====== SUPPLIED RECORDS ======

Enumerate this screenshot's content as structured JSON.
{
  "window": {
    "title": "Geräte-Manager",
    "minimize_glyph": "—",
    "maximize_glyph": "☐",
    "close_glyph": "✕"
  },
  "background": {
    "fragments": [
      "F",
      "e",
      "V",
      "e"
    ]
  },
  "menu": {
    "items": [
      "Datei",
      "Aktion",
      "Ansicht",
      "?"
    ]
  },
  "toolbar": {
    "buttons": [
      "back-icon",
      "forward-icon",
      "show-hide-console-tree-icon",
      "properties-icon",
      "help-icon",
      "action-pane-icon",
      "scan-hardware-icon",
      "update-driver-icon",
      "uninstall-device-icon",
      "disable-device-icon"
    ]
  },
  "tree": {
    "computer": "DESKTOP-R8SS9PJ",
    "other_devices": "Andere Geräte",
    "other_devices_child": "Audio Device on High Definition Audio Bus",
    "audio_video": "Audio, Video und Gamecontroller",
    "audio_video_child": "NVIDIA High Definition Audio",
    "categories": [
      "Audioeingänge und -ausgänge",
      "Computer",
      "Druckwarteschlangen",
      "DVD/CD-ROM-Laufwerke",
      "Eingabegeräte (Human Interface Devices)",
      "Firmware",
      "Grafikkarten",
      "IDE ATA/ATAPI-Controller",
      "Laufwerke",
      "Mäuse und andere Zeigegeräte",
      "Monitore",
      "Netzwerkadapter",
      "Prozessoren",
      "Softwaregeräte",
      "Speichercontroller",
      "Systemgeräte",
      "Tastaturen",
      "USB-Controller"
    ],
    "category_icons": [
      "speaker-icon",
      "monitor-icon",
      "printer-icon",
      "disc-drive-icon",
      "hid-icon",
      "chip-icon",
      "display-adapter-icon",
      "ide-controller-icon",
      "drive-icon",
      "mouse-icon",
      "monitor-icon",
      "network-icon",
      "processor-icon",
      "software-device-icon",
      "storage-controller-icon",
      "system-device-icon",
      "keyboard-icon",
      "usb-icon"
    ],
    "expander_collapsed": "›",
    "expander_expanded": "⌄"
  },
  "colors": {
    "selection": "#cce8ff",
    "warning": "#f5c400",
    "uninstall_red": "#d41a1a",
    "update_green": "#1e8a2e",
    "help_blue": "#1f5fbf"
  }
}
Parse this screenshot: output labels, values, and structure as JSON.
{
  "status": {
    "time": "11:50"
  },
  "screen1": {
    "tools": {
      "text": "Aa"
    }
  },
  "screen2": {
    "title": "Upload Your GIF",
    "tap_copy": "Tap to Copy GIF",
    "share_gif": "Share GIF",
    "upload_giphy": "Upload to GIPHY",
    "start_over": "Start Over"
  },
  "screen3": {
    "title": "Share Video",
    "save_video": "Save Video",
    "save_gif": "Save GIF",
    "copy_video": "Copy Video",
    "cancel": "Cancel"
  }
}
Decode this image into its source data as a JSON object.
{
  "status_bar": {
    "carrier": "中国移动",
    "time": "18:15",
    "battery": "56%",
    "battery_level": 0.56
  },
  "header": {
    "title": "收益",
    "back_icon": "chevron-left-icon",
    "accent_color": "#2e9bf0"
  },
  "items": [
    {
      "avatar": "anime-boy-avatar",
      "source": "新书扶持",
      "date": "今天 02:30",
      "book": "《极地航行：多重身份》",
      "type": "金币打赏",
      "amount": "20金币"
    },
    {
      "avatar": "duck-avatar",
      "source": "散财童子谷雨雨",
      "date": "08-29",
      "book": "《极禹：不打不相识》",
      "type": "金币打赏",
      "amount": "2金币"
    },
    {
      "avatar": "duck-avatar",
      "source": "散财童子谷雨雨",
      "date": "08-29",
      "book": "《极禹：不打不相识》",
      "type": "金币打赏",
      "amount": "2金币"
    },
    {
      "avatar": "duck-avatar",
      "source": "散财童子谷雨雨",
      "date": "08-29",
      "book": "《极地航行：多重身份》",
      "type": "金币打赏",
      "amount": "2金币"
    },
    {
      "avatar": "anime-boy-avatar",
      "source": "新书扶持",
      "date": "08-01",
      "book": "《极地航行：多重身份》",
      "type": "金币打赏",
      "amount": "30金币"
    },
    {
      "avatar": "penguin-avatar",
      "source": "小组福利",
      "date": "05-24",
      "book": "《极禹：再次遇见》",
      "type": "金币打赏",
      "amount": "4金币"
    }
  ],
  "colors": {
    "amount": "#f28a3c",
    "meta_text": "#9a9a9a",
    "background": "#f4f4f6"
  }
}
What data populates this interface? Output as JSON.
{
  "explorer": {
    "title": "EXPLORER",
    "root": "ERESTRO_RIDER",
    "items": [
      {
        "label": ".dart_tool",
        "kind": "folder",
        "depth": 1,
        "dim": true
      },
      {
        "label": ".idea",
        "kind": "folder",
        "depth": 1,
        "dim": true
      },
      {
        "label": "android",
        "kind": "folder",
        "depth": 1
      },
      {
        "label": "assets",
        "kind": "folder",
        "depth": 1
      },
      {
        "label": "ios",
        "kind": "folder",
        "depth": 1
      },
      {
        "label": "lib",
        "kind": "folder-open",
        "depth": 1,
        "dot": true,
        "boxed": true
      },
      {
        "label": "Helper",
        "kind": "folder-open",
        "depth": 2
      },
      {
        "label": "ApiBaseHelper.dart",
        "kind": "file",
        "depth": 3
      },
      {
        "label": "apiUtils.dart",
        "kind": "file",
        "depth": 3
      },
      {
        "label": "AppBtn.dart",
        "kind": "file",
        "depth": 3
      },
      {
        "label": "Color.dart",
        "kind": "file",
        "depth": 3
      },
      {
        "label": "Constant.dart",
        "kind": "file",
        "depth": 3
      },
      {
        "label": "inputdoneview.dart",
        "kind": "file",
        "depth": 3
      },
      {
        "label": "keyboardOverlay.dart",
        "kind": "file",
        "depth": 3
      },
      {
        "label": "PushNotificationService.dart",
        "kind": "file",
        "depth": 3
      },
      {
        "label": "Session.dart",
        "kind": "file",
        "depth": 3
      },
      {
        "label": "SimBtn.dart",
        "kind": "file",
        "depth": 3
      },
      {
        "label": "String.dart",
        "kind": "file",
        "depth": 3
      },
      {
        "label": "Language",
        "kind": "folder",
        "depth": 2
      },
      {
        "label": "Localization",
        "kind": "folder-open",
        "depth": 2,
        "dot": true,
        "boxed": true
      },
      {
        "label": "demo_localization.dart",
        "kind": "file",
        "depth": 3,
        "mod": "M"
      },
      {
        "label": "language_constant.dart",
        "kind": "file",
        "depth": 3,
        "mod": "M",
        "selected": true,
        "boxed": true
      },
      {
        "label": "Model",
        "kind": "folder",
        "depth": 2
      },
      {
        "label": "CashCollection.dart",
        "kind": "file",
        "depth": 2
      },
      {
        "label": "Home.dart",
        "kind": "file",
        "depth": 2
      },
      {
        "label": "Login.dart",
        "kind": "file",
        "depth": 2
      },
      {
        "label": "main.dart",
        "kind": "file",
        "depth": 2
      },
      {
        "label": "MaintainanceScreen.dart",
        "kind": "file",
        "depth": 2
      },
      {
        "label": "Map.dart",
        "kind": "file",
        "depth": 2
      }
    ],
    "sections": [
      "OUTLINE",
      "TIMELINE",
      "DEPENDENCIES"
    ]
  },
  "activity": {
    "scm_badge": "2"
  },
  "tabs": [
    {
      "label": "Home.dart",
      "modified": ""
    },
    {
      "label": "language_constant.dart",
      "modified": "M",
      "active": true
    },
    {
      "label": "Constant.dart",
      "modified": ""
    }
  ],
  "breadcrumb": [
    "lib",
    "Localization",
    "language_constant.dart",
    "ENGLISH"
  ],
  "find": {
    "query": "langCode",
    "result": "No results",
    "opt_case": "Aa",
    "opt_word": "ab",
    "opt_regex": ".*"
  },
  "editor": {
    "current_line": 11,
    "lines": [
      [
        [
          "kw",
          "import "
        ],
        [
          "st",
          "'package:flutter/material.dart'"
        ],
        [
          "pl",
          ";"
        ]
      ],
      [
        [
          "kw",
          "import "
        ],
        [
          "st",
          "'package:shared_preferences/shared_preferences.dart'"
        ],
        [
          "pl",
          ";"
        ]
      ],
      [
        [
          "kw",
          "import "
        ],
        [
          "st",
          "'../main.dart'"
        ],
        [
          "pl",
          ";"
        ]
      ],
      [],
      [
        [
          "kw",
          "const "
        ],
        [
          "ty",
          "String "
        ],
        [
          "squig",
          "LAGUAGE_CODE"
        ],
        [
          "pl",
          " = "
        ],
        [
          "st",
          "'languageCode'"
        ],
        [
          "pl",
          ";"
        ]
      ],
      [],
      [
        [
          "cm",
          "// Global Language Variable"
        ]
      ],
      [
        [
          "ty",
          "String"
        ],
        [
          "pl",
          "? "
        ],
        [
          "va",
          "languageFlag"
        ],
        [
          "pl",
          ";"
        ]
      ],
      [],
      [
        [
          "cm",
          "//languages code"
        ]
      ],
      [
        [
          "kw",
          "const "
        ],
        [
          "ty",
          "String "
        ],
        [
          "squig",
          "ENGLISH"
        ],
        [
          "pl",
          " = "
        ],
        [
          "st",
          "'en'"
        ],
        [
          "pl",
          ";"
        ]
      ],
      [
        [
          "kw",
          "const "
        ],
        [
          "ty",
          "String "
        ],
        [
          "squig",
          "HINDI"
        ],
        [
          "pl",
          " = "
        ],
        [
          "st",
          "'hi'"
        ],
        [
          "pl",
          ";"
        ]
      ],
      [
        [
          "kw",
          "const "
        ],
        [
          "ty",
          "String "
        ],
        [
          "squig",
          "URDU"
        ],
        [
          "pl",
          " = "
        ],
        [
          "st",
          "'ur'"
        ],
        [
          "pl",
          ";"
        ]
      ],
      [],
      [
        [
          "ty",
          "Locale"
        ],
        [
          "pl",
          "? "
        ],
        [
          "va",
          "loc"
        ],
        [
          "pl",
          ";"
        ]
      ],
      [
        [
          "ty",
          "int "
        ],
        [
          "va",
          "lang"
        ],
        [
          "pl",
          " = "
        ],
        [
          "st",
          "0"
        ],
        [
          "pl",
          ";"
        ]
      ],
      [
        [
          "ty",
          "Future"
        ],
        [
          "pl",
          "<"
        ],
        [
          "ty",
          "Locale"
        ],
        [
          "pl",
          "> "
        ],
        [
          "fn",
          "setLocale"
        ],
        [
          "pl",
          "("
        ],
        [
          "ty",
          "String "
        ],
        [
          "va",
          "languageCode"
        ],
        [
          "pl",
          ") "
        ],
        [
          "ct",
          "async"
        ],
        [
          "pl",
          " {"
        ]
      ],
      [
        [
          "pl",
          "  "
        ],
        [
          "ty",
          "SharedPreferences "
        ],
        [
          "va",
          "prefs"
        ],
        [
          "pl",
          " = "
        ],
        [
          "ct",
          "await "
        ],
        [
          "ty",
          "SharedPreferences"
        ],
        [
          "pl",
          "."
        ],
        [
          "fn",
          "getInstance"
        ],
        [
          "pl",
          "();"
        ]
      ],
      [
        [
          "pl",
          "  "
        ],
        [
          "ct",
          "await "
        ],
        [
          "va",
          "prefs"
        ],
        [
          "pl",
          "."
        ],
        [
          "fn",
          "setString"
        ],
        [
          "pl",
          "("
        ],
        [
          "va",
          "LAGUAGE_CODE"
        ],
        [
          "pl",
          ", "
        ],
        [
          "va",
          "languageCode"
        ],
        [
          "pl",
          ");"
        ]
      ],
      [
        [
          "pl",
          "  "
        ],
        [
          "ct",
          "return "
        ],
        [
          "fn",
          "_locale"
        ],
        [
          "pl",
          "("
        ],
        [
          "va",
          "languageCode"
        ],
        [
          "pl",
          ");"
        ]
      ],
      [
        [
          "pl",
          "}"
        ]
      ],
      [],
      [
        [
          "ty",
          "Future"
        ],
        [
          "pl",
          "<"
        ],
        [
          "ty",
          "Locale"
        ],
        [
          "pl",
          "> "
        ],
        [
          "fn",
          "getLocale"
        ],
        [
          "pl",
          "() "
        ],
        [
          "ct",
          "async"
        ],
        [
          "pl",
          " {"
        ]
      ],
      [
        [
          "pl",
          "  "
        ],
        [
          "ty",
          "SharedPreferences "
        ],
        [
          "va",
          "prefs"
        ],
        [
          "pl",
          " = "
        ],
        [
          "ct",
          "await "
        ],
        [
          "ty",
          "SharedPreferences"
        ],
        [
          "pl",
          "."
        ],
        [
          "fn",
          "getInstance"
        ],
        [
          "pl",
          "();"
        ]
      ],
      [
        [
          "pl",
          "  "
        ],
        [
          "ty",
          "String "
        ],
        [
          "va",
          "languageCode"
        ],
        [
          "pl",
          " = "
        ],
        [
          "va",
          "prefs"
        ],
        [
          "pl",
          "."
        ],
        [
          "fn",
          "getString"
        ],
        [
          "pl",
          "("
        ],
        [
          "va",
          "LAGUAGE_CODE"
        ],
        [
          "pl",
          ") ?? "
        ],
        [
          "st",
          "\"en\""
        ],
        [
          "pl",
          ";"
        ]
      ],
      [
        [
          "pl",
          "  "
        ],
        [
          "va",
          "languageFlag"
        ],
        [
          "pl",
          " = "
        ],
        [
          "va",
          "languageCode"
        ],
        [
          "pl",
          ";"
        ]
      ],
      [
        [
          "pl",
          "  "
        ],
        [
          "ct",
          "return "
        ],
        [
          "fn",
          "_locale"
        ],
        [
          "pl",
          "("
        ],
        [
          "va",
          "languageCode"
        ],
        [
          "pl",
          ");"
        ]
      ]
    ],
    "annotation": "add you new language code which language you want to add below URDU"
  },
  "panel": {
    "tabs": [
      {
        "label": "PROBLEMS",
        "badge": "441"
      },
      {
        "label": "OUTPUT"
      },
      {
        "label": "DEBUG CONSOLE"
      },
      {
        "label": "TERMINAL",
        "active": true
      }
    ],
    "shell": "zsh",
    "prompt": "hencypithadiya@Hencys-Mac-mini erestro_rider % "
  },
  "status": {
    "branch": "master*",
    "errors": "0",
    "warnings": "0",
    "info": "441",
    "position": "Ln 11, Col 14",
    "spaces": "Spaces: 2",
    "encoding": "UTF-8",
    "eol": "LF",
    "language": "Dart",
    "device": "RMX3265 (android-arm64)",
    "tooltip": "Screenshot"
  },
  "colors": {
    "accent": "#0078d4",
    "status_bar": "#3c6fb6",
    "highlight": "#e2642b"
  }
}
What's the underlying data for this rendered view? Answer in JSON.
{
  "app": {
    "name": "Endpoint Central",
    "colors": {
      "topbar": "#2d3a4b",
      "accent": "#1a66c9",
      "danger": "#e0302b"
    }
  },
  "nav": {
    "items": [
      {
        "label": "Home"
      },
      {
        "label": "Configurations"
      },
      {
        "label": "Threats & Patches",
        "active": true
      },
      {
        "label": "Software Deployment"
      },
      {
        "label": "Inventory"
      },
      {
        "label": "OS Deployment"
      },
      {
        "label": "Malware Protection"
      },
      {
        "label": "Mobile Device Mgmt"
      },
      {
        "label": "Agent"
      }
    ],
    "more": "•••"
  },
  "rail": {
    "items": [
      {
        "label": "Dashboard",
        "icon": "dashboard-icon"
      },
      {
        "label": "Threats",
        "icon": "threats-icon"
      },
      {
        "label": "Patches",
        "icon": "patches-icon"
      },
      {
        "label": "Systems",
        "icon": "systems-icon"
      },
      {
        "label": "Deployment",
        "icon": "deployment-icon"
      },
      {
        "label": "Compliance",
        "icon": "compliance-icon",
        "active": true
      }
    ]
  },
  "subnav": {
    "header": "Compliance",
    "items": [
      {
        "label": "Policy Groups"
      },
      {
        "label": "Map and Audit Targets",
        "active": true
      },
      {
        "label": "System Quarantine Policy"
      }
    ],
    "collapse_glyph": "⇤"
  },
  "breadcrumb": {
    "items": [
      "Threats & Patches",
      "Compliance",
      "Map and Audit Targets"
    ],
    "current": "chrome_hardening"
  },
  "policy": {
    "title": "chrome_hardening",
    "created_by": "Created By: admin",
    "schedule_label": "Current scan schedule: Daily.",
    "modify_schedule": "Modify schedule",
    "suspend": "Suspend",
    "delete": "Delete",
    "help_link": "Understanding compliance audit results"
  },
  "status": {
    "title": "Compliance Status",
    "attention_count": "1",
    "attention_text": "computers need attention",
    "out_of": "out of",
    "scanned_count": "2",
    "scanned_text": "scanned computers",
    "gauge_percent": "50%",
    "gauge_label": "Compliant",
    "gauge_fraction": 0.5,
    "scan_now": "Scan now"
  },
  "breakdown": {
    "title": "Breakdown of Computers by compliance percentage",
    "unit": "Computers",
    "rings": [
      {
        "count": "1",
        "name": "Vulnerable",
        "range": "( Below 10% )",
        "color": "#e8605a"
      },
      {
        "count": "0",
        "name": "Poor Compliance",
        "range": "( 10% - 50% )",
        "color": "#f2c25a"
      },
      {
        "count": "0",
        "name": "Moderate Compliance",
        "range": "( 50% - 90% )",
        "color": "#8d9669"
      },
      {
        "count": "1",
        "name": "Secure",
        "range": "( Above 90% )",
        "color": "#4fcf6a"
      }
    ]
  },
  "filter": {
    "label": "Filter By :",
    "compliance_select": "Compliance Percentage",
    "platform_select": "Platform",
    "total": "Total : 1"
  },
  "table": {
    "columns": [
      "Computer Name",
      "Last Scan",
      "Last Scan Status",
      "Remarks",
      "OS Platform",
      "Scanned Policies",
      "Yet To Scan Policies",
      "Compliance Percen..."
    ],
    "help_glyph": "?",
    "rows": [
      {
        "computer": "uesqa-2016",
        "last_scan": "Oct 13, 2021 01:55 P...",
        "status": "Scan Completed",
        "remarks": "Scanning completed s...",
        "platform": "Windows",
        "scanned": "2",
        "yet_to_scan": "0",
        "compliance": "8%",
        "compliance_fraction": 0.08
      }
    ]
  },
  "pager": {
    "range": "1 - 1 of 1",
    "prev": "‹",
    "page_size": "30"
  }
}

======

• _TASK_
Filter the records above and return every line that holds the word "Copy".

• _WRITTEN SOLUTION_
    "tap_copy": "Tap to Copy GIF",
    "copy_video": "Copy Video",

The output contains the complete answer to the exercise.